-- COMPLETE THE FOLLOWING --
(a) From the Sundance 2013 winners post, reproduce word for word the passage between "GRAND JURY PRIZE: Fruitvale" and "the same place.", inclusive.
(b) According to the Sundance 2013 winners post, which company bought Fruitvale earlier in the festival?
(c) Continue the Sundance 2013 winners post from the point where it ends.

Sunday, January 27, 2013

Sundance 2013: The Winners!

GRAND JURY PRIZE: Fruitvale
AUDIENCE AWARD: Fruitvale

Ryan Coogler's feature-- a true story about the 2008 Bay Area shooting of 22-year-old Oscar Grant-- won both the coveted Grand Jury Prize and Dramatic Audience Award at the 2013 Sundance Film Festival.  The film, starring Kevin Durand, Michael B. Jordan, Melonie Diaz and Octavia Spencer, was sold to The Weinstein Company earlier in the festival and hopes to potentially join the recent past Jury Prize winners  onward to success at the Academy Awards.  Remember Precious (2009), Winter's Bone (2010) and current success story Beasts of the Southern Wild (2012) all started their journey in the same place.

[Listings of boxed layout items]
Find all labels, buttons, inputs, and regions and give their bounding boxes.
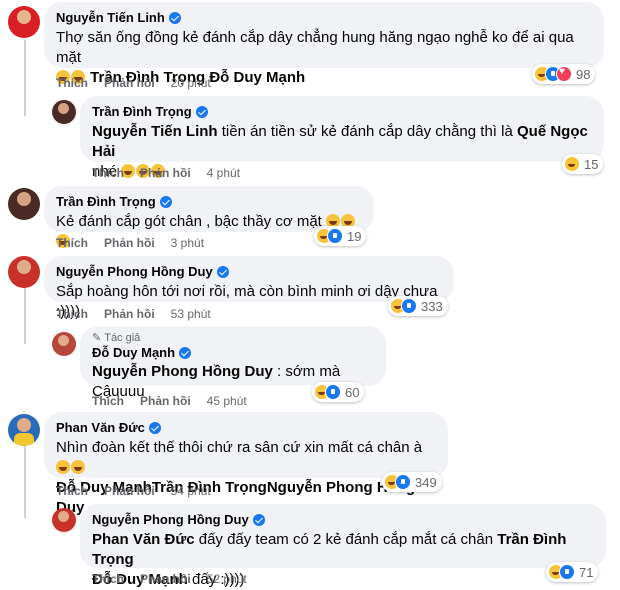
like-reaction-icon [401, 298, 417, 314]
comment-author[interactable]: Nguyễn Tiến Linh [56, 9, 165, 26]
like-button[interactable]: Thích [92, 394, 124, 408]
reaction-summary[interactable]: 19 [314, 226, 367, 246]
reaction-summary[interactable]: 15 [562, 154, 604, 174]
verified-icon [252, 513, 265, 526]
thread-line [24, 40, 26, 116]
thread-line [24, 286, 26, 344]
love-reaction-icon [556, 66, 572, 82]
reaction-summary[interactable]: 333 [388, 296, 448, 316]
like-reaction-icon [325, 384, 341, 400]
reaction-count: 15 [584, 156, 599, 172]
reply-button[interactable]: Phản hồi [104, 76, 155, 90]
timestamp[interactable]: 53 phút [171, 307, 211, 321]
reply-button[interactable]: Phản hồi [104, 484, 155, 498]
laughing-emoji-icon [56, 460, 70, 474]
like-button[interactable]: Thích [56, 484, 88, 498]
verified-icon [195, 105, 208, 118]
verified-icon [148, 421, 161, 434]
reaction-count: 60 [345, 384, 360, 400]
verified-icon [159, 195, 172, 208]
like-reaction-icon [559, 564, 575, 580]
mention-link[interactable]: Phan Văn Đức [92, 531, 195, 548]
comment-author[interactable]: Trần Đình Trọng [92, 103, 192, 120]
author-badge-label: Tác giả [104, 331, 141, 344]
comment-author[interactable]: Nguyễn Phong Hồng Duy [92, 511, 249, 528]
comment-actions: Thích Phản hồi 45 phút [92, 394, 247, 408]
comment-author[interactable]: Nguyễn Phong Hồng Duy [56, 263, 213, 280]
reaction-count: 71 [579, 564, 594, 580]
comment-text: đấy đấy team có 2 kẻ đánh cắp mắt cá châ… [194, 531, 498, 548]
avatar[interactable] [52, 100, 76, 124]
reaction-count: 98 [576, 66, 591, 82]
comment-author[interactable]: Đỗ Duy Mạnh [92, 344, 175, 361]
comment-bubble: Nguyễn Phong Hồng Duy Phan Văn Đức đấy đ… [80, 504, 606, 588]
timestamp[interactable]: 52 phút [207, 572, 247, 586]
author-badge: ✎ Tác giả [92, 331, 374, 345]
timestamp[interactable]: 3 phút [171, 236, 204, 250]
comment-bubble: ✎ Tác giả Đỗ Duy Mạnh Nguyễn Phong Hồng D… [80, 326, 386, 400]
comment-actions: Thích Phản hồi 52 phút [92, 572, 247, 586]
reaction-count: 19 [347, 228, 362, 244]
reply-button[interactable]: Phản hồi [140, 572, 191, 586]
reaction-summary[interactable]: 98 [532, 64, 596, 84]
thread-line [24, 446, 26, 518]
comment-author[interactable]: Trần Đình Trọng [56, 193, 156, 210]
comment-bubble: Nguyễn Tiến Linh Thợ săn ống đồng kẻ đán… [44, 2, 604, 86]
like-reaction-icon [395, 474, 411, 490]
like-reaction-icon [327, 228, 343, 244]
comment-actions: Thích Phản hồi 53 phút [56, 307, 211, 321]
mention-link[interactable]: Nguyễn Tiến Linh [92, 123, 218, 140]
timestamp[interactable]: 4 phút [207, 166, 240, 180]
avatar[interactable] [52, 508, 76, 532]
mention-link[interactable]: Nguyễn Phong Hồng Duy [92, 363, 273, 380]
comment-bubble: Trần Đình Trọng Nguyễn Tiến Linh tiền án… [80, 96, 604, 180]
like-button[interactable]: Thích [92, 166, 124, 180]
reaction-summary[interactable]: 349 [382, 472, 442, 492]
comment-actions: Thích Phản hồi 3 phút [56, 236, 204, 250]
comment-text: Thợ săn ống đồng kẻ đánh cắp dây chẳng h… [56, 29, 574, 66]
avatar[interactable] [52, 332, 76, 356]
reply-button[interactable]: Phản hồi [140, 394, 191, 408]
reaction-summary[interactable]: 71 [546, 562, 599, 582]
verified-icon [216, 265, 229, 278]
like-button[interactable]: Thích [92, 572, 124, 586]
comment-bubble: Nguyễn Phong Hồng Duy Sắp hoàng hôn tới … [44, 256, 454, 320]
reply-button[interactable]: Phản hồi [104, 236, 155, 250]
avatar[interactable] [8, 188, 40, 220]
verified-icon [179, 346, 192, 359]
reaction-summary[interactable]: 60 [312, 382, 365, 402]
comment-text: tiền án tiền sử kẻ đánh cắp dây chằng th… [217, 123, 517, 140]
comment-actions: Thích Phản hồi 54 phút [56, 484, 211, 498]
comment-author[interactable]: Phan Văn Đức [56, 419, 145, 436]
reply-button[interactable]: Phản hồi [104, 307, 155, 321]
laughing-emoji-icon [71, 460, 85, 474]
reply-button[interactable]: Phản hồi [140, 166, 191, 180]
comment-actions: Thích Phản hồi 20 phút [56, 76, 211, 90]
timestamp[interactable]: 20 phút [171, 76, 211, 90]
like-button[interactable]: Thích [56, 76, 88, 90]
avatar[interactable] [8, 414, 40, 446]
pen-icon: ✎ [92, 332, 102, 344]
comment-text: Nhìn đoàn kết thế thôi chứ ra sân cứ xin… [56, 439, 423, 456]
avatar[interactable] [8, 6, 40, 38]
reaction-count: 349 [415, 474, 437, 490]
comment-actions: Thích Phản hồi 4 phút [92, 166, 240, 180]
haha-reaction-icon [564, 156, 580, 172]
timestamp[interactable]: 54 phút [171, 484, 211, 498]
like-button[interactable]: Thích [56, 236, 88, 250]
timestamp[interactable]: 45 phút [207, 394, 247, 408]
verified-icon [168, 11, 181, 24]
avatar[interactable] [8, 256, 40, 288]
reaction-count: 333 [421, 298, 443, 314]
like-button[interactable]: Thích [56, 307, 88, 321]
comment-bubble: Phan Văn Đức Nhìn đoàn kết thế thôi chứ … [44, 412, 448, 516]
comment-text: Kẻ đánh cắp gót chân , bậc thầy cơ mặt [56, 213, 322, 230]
==
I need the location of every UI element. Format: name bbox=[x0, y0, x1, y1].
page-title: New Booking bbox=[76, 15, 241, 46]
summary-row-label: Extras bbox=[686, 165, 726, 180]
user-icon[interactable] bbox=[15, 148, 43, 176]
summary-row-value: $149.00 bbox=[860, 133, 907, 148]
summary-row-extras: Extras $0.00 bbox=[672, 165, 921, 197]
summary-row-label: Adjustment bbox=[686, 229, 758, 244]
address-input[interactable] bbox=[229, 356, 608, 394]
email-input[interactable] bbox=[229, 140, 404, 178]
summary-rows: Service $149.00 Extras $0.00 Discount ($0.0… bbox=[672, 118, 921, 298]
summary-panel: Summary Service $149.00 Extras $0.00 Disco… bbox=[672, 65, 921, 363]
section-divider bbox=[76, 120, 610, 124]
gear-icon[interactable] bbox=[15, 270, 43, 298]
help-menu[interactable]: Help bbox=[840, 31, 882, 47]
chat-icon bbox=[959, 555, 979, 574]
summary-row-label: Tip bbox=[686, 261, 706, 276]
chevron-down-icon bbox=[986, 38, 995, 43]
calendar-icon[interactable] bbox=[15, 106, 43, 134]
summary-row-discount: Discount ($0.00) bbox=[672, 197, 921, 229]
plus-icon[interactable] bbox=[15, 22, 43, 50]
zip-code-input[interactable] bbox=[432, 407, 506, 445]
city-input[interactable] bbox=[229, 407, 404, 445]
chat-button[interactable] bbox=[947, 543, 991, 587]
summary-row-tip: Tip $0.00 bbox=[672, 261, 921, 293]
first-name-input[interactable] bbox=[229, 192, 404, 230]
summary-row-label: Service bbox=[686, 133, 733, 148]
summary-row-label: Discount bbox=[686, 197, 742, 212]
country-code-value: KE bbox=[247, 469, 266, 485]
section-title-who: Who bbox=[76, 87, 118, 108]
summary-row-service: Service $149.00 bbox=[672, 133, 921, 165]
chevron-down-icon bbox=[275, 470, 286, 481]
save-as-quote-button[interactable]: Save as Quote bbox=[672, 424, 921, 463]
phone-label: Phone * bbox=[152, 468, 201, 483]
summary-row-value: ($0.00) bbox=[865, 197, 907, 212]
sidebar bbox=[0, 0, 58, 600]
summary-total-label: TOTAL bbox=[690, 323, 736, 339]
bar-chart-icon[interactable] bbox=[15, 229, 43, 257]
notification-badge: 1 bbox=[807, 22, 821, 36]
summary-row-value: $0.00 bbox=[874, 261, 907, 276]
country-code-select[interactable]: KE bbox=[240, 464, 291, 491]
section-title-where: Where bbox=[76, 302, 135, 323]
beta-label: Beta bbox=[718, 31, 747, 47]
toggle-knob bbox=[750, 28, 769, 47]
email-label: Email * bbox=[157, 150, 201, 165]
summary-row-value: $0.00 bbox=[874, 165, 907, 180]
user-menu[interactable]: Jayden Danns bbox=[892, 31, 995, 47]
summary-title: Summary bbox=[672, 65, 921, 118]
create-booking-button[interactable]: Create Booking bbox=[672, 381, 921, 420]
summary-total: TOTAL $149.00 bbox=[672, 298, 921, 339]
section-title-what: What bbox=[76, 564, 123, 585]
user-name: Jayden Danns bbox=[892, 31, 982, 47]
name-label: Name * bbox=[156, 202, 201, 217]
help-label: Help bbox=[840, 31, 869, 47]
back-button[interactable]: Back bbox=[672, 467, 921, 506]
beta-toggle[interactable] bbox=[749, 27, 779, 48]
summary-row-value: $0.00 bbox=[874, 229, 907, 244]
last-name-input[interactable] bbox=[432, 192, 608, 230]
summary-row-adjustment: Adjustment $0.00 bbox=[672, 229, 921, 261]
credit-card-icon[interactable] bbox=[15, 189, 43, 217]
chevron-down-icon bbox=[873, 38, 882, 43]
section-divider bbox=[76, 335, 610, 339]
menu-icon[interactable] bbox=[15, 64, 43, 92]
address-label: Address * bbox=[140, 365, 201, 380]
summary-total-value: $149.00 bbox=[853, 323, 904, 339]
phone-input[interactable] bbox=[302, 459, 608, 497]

-- EXPECTED RESULTS --
(a)
GRAND JURY PRIZE: Fruitvale
AUDIENCE AWARD: Fruitvale

Ryan Coogler's feature-- a true story about the 2008 Bay Area shooting of 22-year-old Oscar Grant-- won both the coveted Grand Jury Prize and Dramatic Audience Award at the 2013 Sundance Film Festival.  The film, starring Kevin Durand, Michael B. Jordan, Melonie Diaz and Octavia Spencer, was sold to The Weinstein Company earlier in the festival and hopes to potentially join the recent past Jury Prize winners  onward to success at the Academy Awards.  Remember Precious (2009), Winter's Bone (2010) and current success story Beasts of the Southern Wild (2012) all started their journey in the same place.

(b) The Weinstein Company

(c)
U.S. DOCUMENTARY GRAND JURY PRIZE: Blood Brother
U.S. DOCUMENTARY AUDIENCE AWARD: Blood Brother

Steve Hoover's documentary about  Ricky Braat, who traveled to India as a disillusioned American, only to become immersed with the population of children battling HIV/AIDS, also double-dipped in winning both the Grand Jury Doc Prize and the Audience Award.

U.S. DRAMATIC DIRECTING PRIZE: Jill Soloway, Afternoon Delight
A dark comedy starring Juno Temple and Kathryn Hahn and Jane Lynch about a housewife who takes in a stripper and adopts her as her live-in nanny.  Hahn, whose made a comedic impression on Parks & Recreation, as well as the Paul Rudd comedies Our Idiot Brother and Wanderlust earned nice notices here.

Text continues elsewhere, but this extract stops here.